--- MATERIAL PROVIDED ---
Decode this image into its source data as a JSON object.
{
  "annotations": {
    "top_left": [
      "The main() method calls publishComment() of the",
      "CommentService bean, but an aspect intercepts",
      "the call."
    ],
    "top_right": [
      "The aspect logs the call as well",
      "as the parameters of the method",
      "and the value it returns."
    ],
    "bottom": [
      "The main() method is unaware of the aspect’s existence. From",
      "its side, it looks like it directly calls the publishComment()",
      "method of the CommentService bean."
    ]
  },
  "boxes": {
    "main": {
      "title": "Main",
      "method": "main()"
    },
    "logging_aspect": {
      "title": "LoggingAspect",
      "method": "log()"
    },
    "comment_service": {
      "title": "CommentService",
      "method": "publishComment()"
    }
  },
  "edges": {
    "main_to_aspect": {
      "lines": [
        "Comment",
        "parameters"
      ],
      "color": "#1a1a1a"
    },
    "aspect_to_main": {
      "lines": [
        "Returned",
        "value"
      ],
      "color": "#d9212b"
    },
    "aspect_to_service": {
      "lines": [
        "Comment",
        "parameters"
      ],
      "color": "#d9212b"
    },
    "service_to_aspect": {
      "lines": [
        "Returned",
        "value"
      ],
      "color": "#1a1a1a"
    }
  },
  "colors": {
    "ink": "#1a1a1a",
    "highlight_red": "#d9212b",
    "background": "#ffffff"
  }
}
---
EXERCISE PROMPT:
Say how many lines in the records above hold "CommentService", and give no other text.

FULL SOLUTION:
3